-- Directive --
Identify each line below containing the string "title" and copy it.

Records that describe figures
= = = =

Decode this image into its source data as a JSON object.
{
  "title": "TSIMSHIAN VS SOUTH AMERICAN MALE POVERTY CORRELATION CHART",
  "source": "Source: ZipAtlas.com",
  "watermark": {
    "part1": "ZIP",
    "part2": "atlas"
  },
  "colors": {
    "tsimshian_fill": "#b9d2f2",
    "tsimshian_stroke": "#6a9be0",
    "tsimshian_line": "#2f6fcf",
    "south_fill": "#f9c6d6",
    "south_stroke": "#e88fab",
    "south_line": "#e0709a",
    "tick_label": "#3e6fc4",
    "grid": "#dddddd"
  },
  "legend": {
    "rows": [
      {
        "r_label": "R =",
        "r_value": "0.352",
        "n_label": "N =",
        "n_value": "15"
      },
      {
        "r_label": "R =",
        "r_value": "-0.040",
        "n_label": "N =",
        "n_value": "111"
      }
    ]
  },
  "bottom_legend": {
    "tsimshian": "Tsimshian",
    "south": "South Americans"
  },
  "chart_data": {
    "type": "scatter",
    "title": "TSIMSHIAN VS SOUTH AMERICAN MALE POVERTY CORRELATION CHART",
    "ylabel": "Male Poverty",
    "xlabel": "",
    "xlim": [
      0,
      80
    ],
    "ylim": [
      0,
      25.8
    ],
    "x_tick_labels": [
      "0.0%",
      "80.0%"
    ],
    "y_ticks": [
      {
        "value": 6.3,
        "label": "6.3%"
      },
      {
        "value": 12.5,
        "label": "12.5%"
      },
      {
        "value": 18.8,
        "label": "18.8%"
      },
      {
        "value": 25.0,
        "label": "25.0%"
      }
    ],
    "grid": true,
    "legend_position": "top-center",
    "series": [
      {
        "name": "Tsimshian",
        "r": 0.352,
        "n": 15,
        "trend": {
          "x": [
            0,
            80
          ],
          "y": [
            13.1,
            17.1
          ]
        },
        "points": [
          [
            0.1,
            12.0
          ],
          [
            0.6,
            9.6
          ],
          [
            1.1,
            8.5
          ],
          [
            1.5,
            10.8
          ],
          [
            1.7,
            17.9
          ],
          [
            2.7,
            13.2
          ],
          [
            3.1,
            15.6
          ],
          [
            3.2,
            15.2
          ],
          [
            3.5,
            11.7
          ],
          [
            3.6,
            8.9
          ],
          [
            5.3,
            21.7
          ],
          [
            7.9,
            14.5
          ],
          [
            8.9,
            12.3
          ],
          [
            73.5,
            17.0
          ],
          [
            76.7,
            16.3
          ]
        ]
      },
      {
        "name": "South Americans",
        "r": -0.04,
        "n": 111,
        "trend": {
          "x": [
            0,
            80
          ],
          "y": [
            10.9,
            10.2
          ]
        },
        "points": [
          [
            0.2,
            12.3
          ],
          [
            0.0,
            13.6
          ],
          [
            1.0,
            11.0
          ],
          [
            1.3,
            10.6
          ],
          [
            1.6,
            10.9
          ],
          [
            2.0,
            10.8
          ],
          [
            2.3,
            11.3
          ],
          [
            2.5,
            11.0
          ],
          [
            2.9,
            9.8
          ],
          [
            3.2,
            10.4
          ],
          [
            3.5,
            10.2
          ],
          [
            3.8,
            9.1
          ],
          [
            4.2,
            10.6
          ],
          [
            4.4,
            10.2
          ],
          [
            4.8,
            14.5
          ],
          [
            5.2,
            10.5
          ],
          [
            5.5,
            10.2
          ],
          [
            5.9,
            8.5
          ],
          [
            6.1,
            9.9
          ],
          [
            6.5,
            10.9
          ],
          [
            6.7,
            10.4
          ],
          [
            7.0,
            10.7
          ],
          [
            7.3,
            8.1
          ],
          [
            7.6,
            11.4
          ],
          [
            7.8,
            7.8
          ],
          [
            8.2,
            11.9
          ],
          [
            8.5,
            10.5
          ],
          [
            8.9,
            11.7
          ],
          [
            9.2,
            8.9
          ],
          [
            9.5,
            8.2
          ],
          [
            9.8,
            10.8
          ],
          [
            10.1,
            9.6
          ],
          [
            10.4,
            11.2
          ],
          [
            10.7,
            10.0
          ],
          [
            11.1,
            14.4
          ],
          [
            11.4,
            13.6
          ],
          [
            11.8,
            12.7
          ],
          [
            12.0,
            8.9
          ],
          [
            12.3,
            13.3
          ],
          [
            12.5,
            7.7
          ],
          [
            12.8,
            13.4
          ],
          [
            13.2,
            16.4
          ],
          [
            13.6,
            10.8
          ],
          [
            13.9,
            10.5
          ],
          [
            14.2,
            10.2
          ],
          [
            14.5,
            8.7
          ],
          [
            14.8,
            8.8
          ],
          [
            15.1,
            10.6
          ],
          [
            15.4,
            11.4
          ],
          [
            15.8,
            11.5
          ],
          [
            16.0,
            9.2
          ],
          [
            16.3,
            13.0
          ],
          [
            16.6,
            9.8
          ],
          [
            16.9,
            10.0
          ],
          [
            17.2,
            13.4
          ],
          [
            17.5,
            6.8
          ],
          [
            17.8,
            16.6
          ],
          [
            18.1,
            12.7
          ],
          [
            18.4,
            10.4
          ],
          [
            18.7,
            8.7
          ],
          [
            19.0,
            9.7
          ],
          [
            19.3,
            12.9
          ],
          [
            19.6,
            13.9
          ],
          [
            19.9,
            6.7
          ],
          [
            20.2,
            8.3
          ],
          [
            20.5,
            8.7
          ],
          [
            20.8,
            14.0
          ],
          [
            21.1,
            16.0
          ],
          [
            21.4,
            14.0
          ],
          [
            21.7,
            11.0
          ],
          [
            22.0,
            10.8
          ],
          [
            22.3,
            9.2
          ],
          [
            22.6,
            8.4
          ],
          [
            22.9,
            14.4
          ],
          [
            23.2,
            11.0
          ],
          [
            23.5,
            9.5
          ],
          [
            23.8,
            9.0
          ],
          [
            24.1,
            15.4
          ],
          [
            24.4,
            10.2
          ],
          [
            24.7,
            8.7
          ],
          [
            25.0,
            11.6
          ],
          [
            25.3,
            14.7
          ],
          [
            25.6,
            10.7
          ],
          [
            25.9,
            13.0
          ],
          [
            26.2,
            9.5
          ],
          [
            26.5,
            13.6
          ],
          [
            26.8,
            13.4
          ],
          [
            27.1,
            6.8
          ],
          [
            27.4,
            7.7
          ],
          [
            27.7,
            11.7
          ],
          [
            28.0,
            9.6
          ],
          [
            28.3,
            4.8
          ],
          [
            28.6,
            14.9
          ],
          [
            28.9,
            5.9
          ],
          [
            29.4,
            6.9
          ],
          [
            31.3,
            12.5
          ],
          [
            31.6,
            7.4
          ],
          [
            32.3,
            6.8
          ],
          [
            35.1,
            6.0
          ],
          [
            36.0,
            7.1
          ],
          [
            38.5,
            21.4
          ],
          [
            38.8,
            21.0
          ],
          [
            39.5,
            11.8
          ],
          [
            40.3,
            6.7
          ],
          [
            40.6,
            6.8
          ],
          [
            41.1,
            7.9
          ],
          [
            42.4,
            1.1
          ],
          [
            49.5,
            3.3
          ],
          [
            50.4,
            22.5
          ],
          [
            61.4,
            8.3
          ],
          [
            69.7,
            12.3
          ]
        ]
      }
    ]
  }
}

= = = =

-- Task response --
  "title": "TSIMSHIAN VS SOUTH AMERICAN MALE POVERTY CORRELATION CHART",
    "title": "TSIMSHIAN VS SOUTH AMERICAN MALE POVERTY CORRELATION CHART",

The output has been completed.